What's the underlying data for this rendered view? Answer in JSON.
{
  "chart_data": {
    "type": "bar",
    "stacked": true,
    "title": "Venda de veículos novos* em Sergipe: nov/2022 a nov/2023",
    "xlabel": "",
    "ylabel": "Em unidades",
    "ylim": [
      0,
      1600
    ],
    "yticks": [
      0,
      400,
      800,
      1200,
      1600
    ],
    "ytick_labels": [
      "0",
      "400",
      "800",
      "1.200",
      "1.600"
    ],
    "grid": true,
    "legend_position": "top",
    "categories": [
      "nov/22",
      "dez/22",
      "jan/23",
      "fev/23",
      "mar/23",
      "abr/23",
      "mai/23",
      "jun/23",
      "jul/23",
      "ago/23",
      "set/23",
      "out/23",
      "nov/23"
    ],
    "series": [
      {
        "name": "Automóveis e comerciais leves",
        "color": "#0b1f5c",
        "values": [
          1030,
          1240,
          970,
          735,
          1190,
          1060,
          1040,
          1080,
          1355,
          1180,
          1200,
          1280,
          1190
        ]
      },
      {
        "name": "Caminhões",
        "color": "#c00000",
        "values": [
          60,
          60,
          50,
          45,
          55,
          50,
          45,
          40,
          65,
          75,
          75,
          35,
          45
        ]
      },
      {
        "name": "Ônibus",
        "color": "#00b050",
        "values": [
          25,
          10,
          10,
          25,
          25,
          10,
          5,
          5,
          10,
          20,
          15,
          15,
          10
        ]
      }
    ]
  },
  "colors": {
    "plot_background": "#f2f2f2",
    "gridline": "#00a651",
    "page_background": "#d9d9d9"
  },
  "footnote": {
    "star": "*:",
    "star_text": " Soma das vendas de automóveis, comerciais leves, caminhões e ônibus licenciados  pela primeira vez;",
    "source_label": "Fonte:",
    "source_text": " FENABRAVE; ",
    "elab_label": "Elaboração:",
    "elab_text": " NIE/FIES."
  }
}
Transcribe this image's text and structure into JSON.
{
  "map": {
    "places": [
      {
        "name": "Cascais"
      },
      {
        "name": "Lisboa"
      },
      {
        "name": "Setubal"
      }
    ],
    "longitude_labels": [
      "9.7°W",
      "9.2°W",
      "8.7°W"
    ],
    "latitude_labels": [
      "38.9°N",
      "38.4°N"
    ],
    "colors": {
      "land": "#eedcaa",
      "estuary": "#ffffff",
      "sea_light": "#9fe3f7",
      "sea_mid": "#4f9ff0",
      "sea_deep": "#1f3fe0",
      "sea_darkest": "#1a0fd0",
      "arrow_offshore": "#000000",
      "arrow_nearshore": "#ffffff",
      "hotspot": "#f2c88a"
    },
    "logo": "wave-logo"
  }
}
____
Request: List every line from the entries above in which "JSON" appears.

Exercise response:
What's the underlying data for this rendered view? Answer in JSON.
Transcribe this image's text and structure into JSON.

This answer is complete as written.